TASK PROMPT: Skip the images and copy each record exactly as written.

[RECORD EXTRACTS start]

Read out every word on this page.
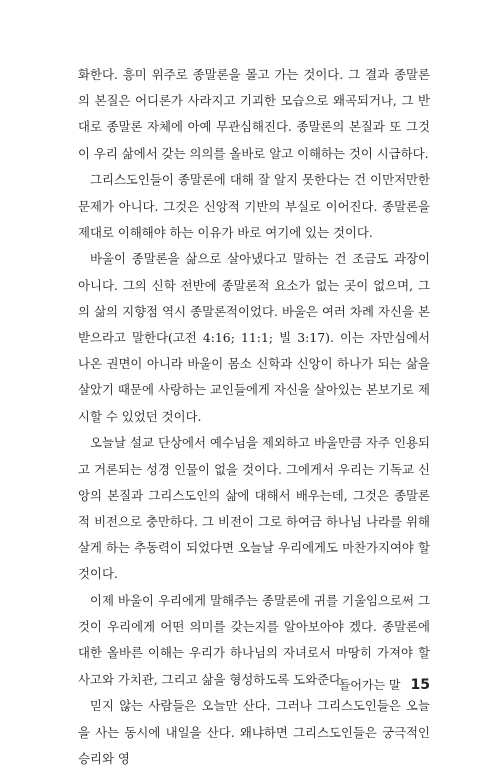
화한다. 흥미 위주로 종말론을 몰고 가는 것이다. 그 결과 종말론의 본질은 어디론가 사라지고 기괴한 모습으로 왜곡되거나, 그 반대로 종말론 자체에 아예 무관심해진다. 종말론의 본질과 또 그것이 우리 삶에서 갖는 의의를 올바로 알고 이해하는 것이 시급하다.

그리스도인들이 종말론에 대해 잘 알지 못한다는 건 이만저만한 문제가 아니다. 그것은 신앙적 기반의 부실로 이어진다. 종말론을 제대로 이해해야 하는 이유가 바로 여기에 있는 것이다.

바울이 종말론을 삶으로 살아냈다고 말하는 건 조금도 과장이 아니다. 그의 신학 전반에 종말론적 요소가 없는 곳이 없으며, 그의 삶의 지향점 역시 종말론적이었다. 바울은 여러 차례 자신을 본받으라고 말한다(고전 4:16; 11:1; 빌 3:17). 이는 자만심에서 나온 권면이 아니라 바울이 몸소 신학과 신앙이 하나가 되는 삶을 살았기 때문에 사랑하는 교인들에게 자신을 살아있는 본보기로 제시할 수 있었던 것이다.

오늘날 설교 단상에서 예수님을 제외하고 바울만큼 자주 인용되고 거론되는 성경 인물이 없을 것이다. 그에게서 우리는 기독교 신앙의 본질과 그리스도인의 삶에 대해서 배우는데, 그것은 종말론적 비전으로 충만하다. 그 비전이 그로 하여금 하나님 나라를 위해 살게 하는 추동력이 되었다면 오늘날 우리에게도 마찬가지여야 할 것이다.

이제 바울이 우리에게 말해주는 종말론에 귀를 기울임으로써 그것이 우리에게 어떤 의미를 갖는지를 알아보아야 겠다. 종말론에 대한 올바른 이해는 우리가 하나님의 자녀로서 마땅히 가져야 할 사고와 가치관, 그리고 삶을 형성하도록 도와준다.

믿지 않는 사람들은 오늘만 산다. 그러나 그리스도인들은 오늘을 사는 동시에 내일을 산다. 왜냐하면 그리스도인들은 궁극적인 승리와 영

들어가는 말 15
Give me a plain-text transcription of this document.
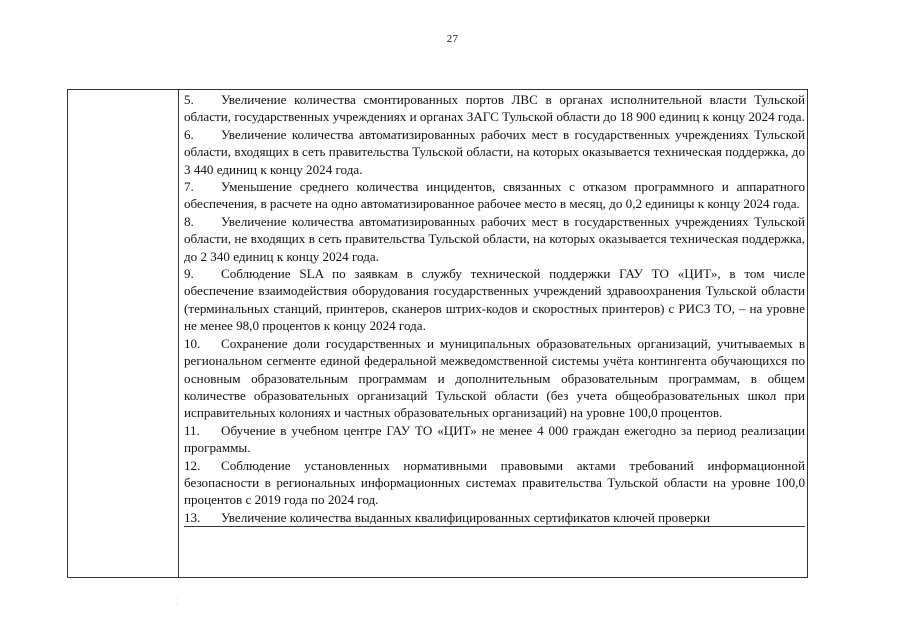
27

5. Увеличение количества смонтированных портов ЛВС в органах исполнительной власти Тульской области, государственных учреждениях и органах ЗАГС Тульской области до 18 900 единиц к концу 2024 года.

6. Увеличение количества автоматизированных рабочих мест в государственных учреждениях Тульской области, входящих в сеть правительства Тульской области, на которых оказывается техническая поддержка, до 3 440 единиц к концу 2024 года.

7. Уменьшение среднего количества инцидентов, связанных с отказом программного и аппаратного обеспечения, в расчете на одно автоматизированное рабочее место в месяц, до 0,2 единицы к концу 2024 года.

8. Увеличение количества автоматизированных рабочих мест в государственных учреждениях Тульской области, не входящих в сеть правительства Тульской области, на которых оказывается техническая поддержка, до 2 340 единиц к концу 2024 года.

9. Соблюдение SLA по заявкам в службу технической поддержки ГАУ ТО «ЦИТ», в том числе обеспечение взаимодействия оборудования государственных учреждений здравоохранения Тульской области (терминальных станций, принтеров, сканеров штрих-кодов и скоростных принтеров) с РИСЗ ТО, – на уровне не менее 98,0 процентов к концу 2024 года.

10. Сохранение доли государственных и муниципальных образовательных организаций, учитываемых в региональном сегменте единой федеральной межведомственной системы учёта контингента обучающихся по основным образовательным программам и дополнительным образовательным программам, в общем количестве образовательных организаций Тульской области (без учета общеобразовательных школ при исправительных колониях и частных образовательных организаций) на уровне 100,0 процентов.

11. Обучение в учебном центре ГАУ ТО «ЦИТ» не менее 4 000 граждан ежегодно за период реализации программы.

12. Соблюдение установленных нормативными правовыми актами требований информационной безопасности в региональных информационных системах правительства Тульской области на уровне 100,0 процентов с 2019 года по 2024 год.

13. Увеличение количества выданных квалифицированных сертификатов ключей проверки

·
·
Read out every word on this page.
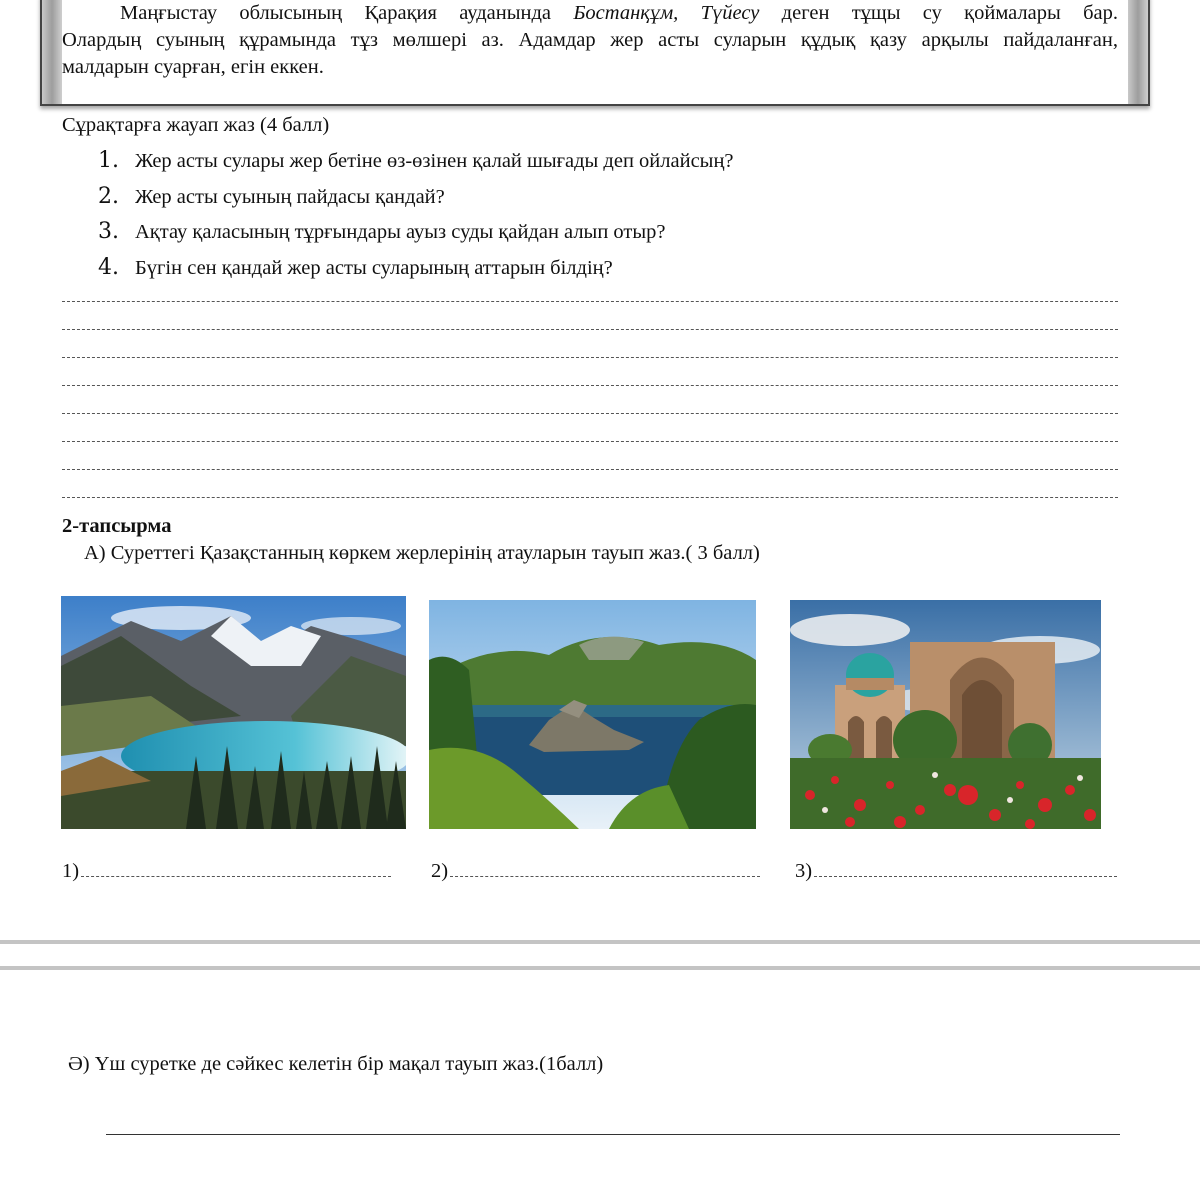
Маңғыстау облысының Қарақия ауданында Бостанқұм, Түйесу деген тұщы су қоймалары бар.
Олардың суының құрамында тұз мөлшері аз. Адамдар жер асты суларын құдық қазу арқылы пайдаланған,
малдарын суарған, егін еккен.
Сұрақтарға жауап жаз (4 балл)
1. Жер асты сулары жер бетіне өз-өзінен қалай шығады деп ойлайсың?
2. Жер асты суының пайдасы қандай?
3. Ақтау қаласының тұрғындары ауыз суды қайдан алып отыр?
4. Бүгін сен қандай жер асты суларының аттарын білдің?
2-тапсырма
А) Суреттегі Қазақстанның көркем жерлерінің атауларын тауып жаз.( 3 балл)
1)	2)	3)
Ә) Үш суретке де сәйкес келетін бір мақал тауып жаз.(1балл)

[RECORD EXTRACTS end]

RESPONSE TO THIS TASK:
Read out every word on this page.
화한다. 흥미 위주로 종말론을 몰고 가는 것이다. 그 결과 종말론의 본질은 어디론가 사라지고 기괴한 모습으로 왜곡되거나, 그 반대로 종말론 자체에 아예 무관심해진다. 종말론의 본질과 또 그것이 우리 삶에서 갖는 의의를 올바로 알고 이해하는 것이 시급하다.

그리스도인들이 종말론에 대해 잘 알지 못한다는 건 이만저만한 문제가 아니다. 그것은 신앙적 기반의 부실로 이어진다. 종말론을 제대로 이해해야 하는 이유가 바로 여기에 있는 것이다.

바울이 종말론을 삶으로 살아냈다고 말하는 건 조금도 과장이 아니다. 그의 신학 전반에 종말론적 요소가 없는 곳이 없으며, 그의 삶의 지향점 역시 종말론적이었다. 바울은 여러 차례 자신을 본받으라고 말한다(고전 4:16; 11:1; 빌 3:17). 이는 자만심에서 나온 권면이 아니라 바울이 몸소 신학과 신앙이 하나가 되는 삶을 살았기 때문에 사랑하는 교인들에게 자신을 살아있는 본보기로 제시할 수 있었던 것이다.

오늘날 설교 단상에서 예수님을 제외하고 바울만큼 자주 인용되고 거론되는 성경 인물이 없을 것이다. 그에게서 우리는 기독교 신앙의 본질과 그리스도인의 삶에 대해서 배우는데, 그것은 종말론적 비전으로 충만하다. 그 비전이 그로 하여금 하나님 나라를 위해 살게 하는 추동력이 되었다면 오늘날 우리에게도 마찬가지여야 할 것이다.

이제 바울이 우리에게 말해주는 종말론에 귀를 기울임으로써 그것이 우리에게 어떤 의미를 갖는지를 알아보아야 겠다. 종말론에 대한 올바른 이해는 우리가 하나님의 자녀로서 마땅히 가져야 할 사고와 가치관, 그리고 삶을 형성하도록 도와준다.

믿지 않는 사람들은 오늘만 산다. 그러나 그리스도인들은 오늘을 사는 동시에 내일을 산다. 왜냐하면 그리스도인들은 궁극적인 승리와 영

들어가는 말 15
Give me a plain-text transcription of this document.
27

5. Увеличение количества смонтированных портов ЛВС в органах исполнительной власти Тульской области, государственных учреждениях и органах ЗАГС Тульской области до 18 900 единиц к концу 2024 года.

6. Увеличение количества автоматизированных рабочих мест в государственных учреждениях Тульской области, входящих в сеть правительства Тульской области, на которых оказывается техническая поддержка, до 3 440 единиц к концу 2024 года.

7. Уменьшение среднего количества инцидентов, связанных с отказом программного и аппаратного обеспечения, в расчете на одно автоматизированное рабочее место в месяц, до 0,2 единицы к концу 2024 года.

8. Увеличение количества автоматизированных рабочих мест в государственных учреждениях Тульской области, не входящих в сеть правительства Тульской области, на которых оказывается техническая поддержка, до 2 340 единиц к концу 2024 года.

9. Соблюдение SLA по заявкам в службу технической поддержки ГАУ ТО «ЦИТ», в том числе обеспечение взаимодействия оборудования государственных учреждений здравоохранения Тульской области (терминальных станций, принтеров, сканеров штрих-кодов и скоростных принтеров) с РИСЗ ТО, – на уровне не менее 98,0 процентов к концу 2024 года.

10. Сохранение доли государственных и муниципальных образовательных организаций, учитываемых в региональном сегменте единой федеральной межведомственной системы учёта контингента обучающихся по основным образовательным программам и дополнительным образовательным программам, в общем количестве образовательных организаций Тульской области (без учета общеобразовательных школ при исправительных колониях и частных образовательных организаций) на уровне 100,0 процентов.

11. Обучение в учебном центре ГАУ ТО «ЦИТ» не менее 4 000 граждан ежегодно за период реализации программы.

12. Соблюдение установленных нормативными правовыми актами требований информационной безопасности в региональных информационных системах правительства Тульской области на уровне 100,0 процентов с 2019 года по 2024 год.

13. Увеличение количества выданных квалифицированных сертификатов ключей проверки

·
·
Read out every word on this page.
Маңғыстау облысының Қарақия ауданында Бостанқұм, Түйесу деген тұщы су қоймалары бар.
Олардың суының құрамында тұз мөлшері аз. Адамдар жер асты суларын құдық қазу арқылы пайдаланған,
малдарын суарған, егін еккен.
Сұрақтарға жауап жаз (4 балл)
1. Жер асты сулары жер бетіне өз-өзінен қалай шығады деп ойлайсың?
2. Жер асты суының пайдасы қандай?
3. Ақтау қаласының тұрғындары ауыз суды қайдан алып отыр?
4. Бүгін сен қандай жер асты суларының аттарын білдің?
2-тапсырма
А) Суреттегі Қазақстанның көркем жерлерінің атауларын тауып жаз.( 3 балл)
1)	2)	3)
Ә) Үш суретке де сәйкес келетін бір мақал тауып жаз.(1балл)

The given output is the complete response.